#### Supplied passage
AP

Anti-abortion allies change tactics after post-Roe defeats

Feb 28, 2023, 4:08 PM | Updated: Mar 1, 2023, 6:17 am

FILE - Zoe Schell, from Topeka, Kan., stands on the steps of the Kansas Statehouse during a rally t...

FILE - Zoe Schell, from Topeka, Kan., stands on the steps of the Kansas Statehouse during a rally to protest the Supreme Court's ruling on abortion June 24, 2022, in Topeka. Republicans and their anti-abortion allies, who suffered a series of defeats in ballot questions in states across the political spectrum in 2022, are changing tactics as new 2023 legislative sessions and the new election season start. (AP Photo/Charlie Riedel, File)

(AP Photo/Charlie Riedel, File)


              FILE - Protesters gather at the Kentucky state Capitol in Frankfort, Ky., on April 13, 2022. Republicans and their anti-abortion allies, who suffered a series of defeats in ballot questions in states across the political spectrum in 2022, are changing tactics as new 2023 legislative sessions and the new election season start. (Ryan C. Hermens/Lexington Herald-Leader via AP, File)
            
              FILE - Zoe Schell, from Topeka, Kan., stands on the steps of the Kansas Statehouse during a rally to protest the Supreme Court's ruling on abortion June 24, 2022, in Topeka. Republicans and their anti-abortion allies, who suffered a series of defeats in ballot questions in states across the political spectrum in 2022, are changing tactics as new 2023 legislative sessions and the new election season start. (AP Photo/Charlie Riedel, File)

HARRISBURG, Pa. (AP) — Republicans and their anti-abortion allies, who suffered a series of defeats in ballot questions in states across the political spectrum last year, are changing tactics as new legislative sessions and the new election season start.

In states where citizens have direct access to the ballot, Republicans are considering ways to prevent another loss in an abortion-rights referendum.

In some states, Republicans are considering exemptions to sweeping bans or looking at ways to prevent abortions besides trying to roll back the number of weeks during which an abortion is allowed.

To be sure, abortion restrictions have seen some success in a few Republican-controlled states.
########
#### Data shown
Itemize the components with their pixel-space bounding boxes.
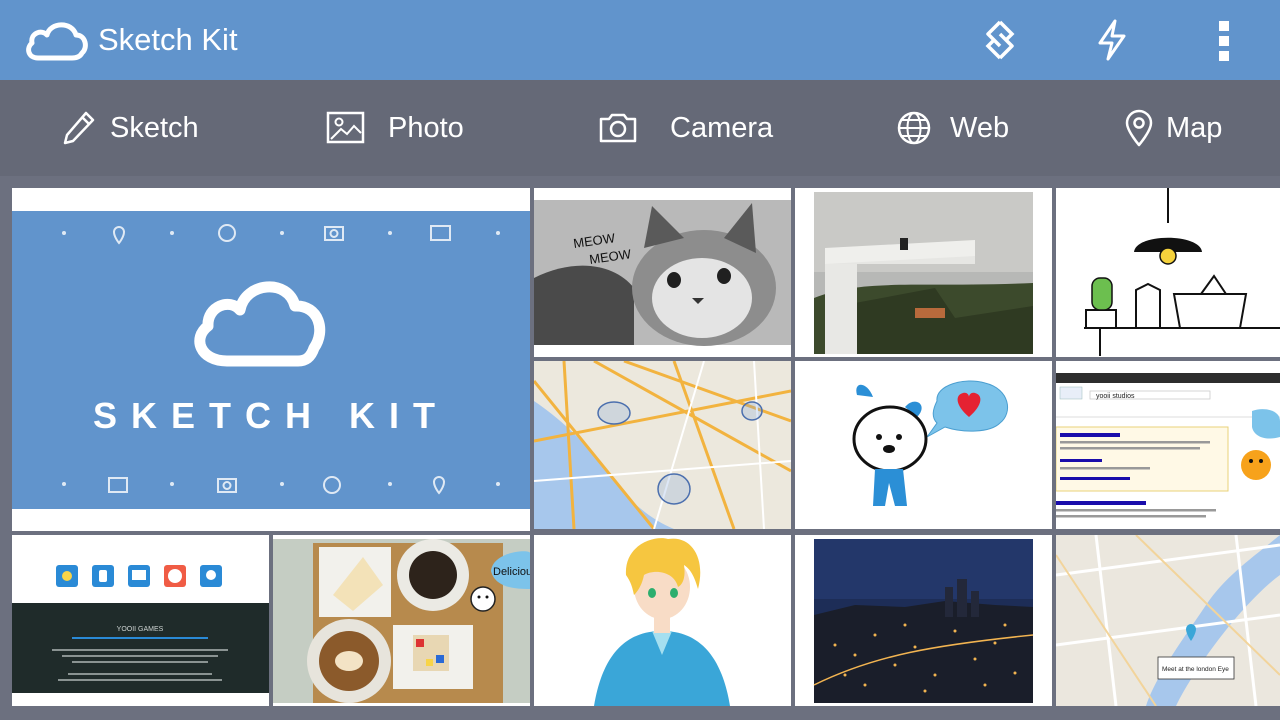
########
--- Challenge ---
Quote the article on anti-abortion tactics word for word, starting at "HARRISBURG, Pa. (AP)" and ending at "an abortion-rights referendum.".

--- Answer to the task ---
HARRISBURG, Pa. (AP) — Republicans and their anti-abortion allies, who suffered a series of defeats in ballot questions in states across the political spectrum last year, are changing tactics as new legislative sessions and the new election season start.

In states where citizens have direct access to the ballot, Republicans are considering ways to prevent another loss in an abortion-rights referendum.